### REQUIRED WORK
Exactly repeat the full listing that follows.

### MATERIAL FOR THIS TASK

------------------------------------

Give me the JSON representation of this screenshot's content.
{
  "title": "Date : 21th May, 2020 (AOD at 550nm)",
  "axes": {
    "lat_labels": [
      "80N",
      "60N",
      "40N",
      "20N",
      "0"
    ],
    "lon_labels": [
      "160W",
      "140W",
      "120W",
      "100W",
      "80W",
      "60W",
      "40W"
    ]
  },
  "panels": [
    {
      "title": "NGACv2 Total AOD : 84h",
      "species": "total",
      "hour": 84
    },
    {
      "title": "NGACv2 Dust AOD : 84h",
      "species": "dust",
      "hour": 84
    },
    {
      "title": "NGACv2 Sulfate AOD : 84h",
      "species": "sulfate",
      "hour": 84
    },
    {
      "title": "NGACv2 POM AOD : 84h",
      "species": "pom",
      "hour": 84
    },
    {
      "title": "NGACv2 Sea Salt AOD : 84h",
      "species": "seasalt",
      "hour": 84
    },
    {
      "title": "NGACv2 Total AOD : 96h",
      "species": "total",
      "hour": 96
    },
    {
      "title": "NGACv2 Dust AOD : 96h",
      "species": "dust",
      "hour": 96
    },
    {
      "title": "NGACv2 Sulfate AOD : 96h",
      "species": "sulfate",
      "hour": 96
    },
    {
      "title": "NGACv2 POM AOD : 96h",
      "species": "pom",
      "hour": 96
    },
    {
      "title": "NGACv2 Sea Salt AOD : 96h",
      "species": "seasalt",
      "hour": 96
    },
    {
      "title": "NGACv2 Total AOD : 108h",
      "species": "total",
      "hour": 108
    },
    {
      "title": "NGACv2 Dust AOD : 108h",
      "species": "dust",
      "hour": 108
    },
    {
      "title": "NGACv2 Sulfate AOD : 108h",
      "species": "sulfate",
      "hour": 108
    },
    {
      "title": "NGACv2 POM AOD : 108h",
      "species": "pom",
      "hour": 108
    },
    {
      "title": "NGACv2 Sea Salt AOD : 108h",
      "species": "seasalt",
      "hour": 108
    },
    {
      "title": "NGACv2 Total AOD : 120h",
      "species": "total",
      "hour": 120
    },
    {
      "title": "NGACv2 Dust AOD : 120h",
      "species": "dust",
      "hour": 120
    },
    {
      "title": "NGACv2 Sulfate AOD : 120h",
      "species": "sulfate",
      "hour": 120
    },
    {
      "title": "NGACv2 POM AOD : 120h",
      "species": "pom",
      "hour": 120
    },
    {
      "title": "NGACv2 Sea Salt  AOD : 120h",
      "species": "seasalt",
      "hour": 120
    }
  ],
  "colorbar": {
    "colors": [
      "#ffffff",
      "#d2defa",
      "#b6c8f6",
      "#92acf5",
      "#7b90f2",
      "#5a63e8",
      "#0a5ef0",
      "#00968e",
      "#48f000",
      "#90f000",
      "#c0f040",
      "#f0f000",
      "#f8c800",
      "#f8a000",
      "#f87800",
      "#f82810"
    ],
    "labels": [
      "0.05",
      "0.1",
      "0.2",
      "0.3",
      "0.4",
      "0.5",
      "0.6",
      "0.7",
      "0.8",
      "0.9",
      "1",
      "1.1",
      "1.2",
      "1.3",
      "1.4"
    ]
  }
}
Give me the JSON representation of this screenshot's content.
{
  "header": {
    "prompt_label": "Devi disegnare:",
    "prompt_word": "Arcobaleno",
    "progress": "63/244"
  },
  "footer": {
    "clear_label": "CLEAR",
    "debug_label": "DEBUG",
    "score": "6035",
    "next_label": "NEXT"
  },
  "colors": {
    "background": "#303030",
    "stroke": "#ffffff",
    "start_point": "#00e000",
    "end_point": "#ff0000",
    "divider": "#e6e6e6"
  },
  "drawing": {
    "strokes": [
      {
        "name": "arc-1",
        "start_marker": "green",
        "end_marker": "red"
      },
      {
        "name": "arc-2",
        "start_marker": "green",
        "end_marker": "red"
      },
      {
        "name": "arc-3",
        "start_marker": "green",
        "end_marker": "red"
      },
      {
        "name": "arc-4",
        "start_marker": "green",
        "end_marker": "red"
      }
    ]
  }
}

------------------------------------

### RESULT BELOW
Give me the JSON representation of this screenshot's content.
{
  "title": "Date : 21th May, 2020 (AOD at 550nm)",
  "axes": {
    "lat_labels": [
      "80N",
      "60N",
      "40N",
      "20N",
      "0"
    ],
    "lon_labels": [
      "160W",
      "140W",
      "120W",
      "100W",
      "80W",
      "60W",
      "40W"
    ]
  },
  "panels": [
    {
      "title": "NGACv2 Total AOD : 84h",
      "species": "total",
      "hour": 84
    },
    {
      "title": "NGACv2 Dust AOD : 84h",
      "species": "dust",
      "hour": 84
    },
    {
      "title": "NGACv2 Sulfate AOD : 84h",
      "species": "sulfate",
      "hour": 84
    },
    {
      "title": "NGACv2 POM AOD : 84h",
      "species": "pom",
      "hour": 84
    },
    {
      "title": "NGACv2 Sea Salt AOD : 84h",
      "species": "seasalt",
      "hour": 84
    },
    {
      "title": "NGACv2 Total AOD : 96h",
      "species": "total",
      "hour": 96
    },
    {
      "title": "NGACv2 Dust AOD : 96h",
      "species": "dust",
      "hour": 96
    },
    {
      "title": "NGACv2 Sulfate AOD : 96h",
      "species": "sulfate",
      "hour": 96
    },
    {
      "title": "NGACv2 POM AOD : 96h",
      "species": "pom",
      "hour": 96
    },
    {
      "title": "NGACv2 Sea Salt AOD : 96h",
      "species": "seasalt",
      "hour": 96
    },
    {
      "title": "NGACv2 Total AOD : 108h",
      "species": "total",
      "hour": 108
    },
    {
      "title": "NGACv2 Dust AOD : 108h",
      "species": "dust",
      "hour": 108
    },
    {
      "title": "NGACv2 Sulfate AOD : 108h",
      "species": "sulfate",
      "hour": 108
    },
    {
      "title": "NGACv2 POM AOD : 108h",
      "species": "pom",
      "hour": 108
    },
    {
      "title": "NGACv2 Sea Salt AOD : 108h",
      "species": "seasalt",
      "hour": 108
    },
    {
      "title": "NGACv2 Total AOD : 120h",
      "species": "total",
      "hour": 120
    },
    {
      "title": "NGACv2 Dust AOD : 120h",
      "species": "dust",
      "hour": 120
    },
    {
      "title": "NGACv2 Sulfate AOD : 120h",
      "species": "sulfate",
      "hour": 120
    },
    {
      "title": "NGACv2 POM AOD : 120h",
      "species": "pom",
      "hour": 120
    },
    {
      "title": "NGACv2 Sea Salt  AOD : 120h",
      "species": "seasalt",
      "hour": 120
    }
  ],
  "colorbar": {
    "colors": [
      "#ffffff",
      "#d2defa",
      "#b6c8f6",
      "#92acf5",
      "#7b90f2",
      "#5a63e8",
      "#0a5ef0",
      "#00968e",
      "#48f000",
      "#90f000",
      "#c0f040",
      "#f0f000",
      "#f8c800",
      "#f8a000",
      "#f87800",
      "#f82810"
    ],
    "labels": [
      "0.05",
      "0.1",
      "0.2",
      "0.3",
      "0.4",
      "0.5",
      "0.6",
      "0.7",
      "0.8",
      "0.9",
      "1",
      "1.1",
      "1.2",
      "1.3",
      "1.4"
    ]
  }
}
Give me the JSON representation of this screenshot's content.
{
  "header": {
    "prompt_label": "Devi disegnare:",
    "prompt_word": "Arcobaleno",
    "progress": "63/244"
  },
  "footer": {
    "clear_label": "CLEAR",
    "debug_label": "DEBUG",
    "score": "6035",
    "next_label": "NEXT"
  },
  "colors": {
    "background": "#303030",
    "stroke": "#ffffff",
    "start_point": "#00e000",
    "end_point": "#ff0000",
    "divider": "#e6e6e6"
  },
  "drawing": {
    "strokes": [
      {
        "name": "arc-1",
        "start_marker": "green",
        "end_marker": "red"
      },
      {
        "name": "arc-2",
        "start_marker": "green",
        "end_marker": "red"
      },
      {
        "name": "arc-3",
        "start_marker": "green",
        "end_marker": "red"
      },
      {
        "name": "arc-4",
        "start_marker": "green",
        "end_marker": "red"
      }
    ]
  }
}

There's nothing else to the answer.